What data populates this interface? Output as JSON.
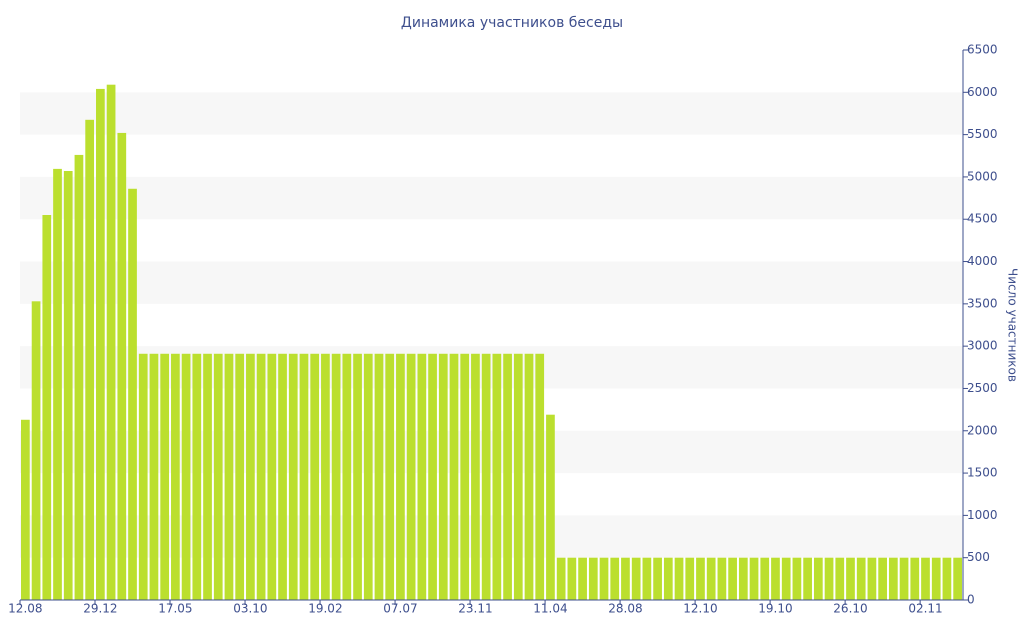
{
  "chart_data": {
    "type": "bar",
    "title": "Динамика участников беседы",
    "y_axis_label": "Число участников",
    "color": "#bbdf2e",
    "categories": [
      "12.08",
      null,
      null,
      null,
      null,
      null,
      null,
      "29.12",
      null,
      null,
      null,
      null,
      null,
      null,
      "17.05",
      null,
      null,
      null,
      null,
      null,
      null,
      "03.10",
      null,
      null,
      null,
      null,
      null,
      null,
      "19.02",
      null,
      null,
      null,
      null,
      null,
      null,
      "07.07",
      null,
      null,
      null,
      null,
      null,
      null,
      "23.11",
      null,
      null,
      null,
      null,
      null,
      null,
      "11.04",
      null,
      null,
      null,
      null,
      null,
      null,
      "28.08",
      null,
      null,
      null,
      null,
      null,
      null,
      "12.10",
      null,
      null,
      null,
      null,
      null,
      null,
      "19.10",
      null,
      null,
      null,
      null,
      null,
      null,
      "26.10",
      null,
      null,
      null,
      null,
      null,
      null,
      "02.11",
      null,
      null,
      null
    ],
    "values": [
      2130,
      3530,
      4550,
      5095,
      5070,
      5260,
      5675,
      6040,
      6090,
      5520,
      4860,
      2910,
      2910,
      2910,
      2910,
      2910,
      2910,
      2910,
      2910,
      2910,
      2910,
      2910,
      2910,
      2910,
      2910,
      2910,
      2910,
      2910,
      2910,
      2910,
      2910,
      2910,
      2910,
      2910,
      2910,
      2910,
      2910,
      2910,
      2910,
      2910,
      2910,
      2910,
      2910,
      2910,
      2910,
      2910,
      2910,
      2910,
      2910,
      2190,
      500,
      500,
      500,
      500,
      500,
      500,
      500,
      500,
      500,
      500,
      500,
      500,
      500,
      500,
      500,
      500,
      500,
      500,
      500,
      500,
      500,
      500,
      500,
      500,
      500,
      500,
      500,
      500,
      500,
      500,
      500,
      500,
      500,
      500,
      500,
      500,
      500,
      500
    ],
    "ylim": [
      0,
      6500
    ],
    "yticks": [
      0,
      500,
      1000,
      1500,
      2000,
      2500,
      3000,
      3500,
      4000,
      4500,
      5000,
      5500,
      6000,
      6500
    ],
    "bands": true
  }
}
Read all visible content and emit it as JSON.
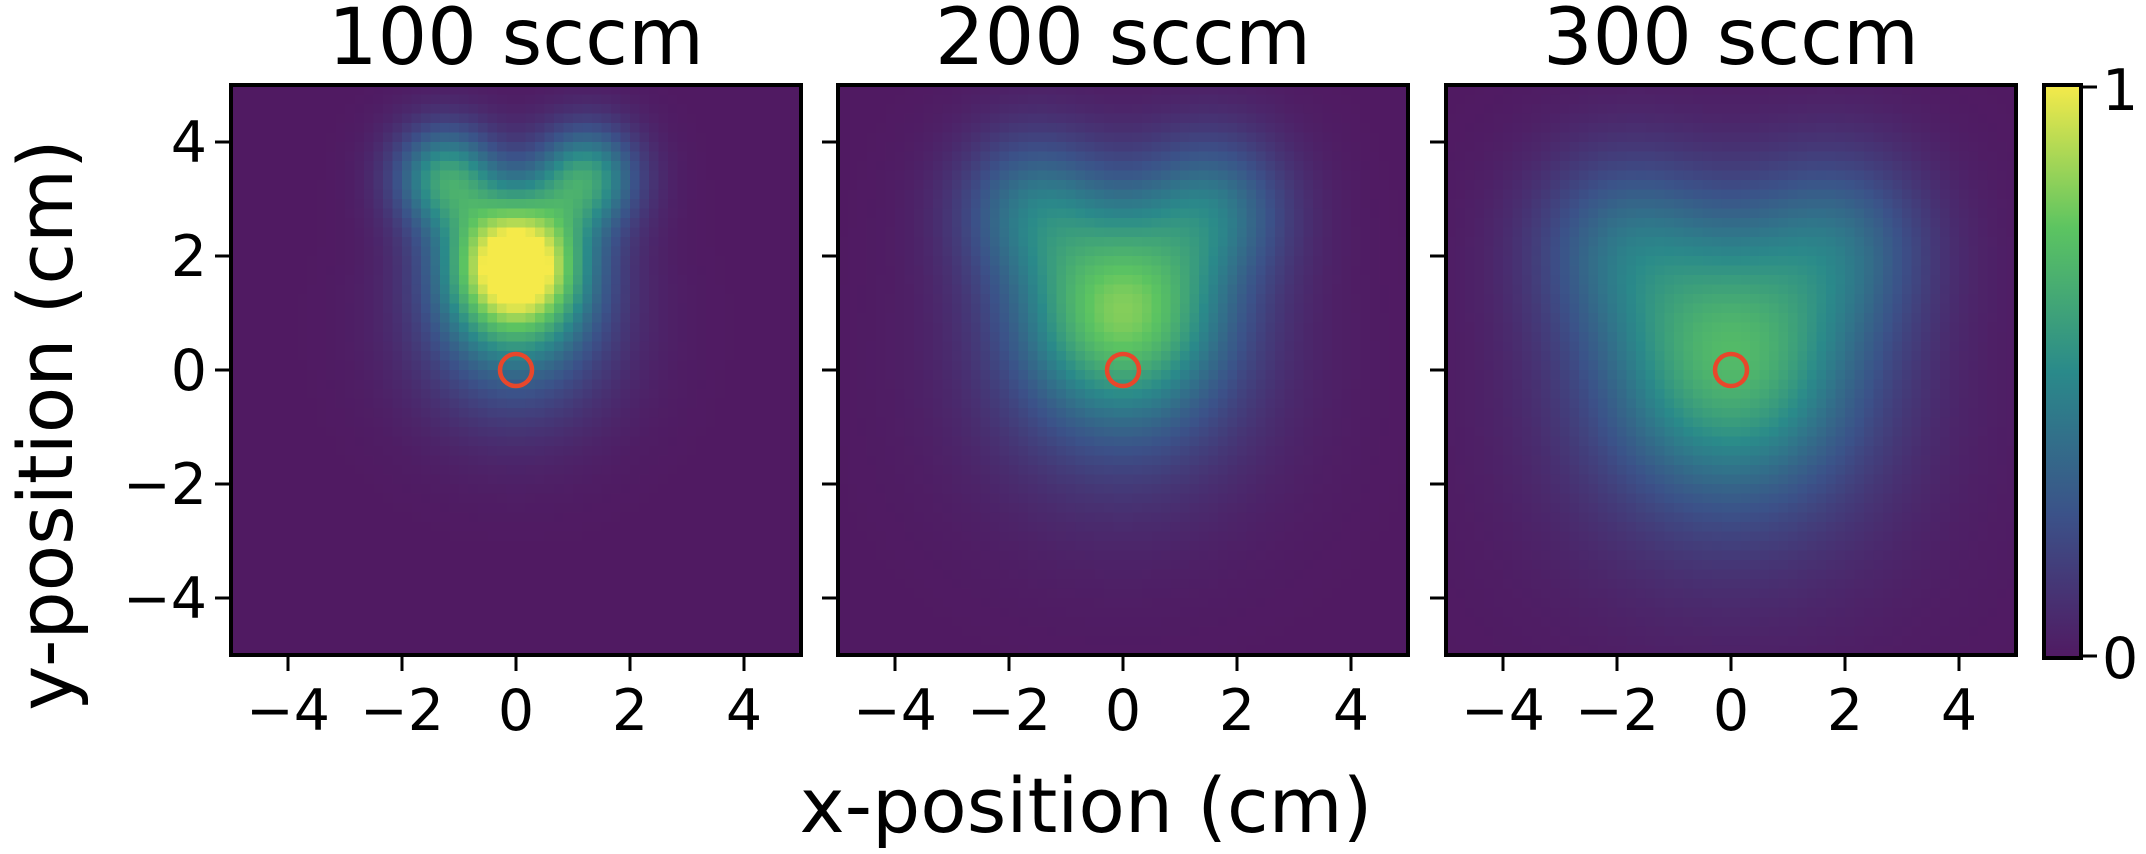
{
  "chart_data": {
    "type": "heatmap",
    "xlabel": "x-position (cm)",
    "ylabel": "y-position (cm)",
    "xlim": [
      -5,
      5
    ],
    "ylim": [
      -5,
      5
    ],
    "xticks": [
      -4,
      -2,
      0,
      2,
      4
    ],
    "yticks": [
      -4,
      -2,
      0,
      2,
      4
    ],
    "tick_labels": [
      "−4",
      "−2",
      "0",
      "2",
      "4"
    ],
    "colormap": "viridis",
    "colorbar": {
      "min": 0,
      "max": 1,
      "tick_labels": [
        "0",
        "1"
      ]
    },
    "marker": {
      "shape": "circle",
      "color": "#e8472b",
      "x": 0,
      "y": 0
    },
    "panels": [
      {
        "title": "100 sccm",
        "peak": 1.0,
        "center_y": 1.9,
        "spread": 0.85,
        "wing_x": 1.25,
        "wing_y": 3.4
      },
      {
        "title": "200 sccm",
        "peak": 0.62,
        "center_y": 1.1,
        "spread": 1.25,
        "wing_x": 1.6,
        "wing_y": 2.9
      },
      {
        "title": "300 sccm",
        "peak": 0.52,
        "center_y": 0.25,
        "spread": 1.55,
        "wing_x": 1.9,
        "wing_y": 2.3
      }
    ]
  }
}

■ ■ ■

**PROBLEM DESCRIPTION**
From the listing, copy each line containing the word "position".

**EXERCISE SOLUTION**
    "xlabel": "x-position (cm)",
    "ylabel": "y-position (cm)",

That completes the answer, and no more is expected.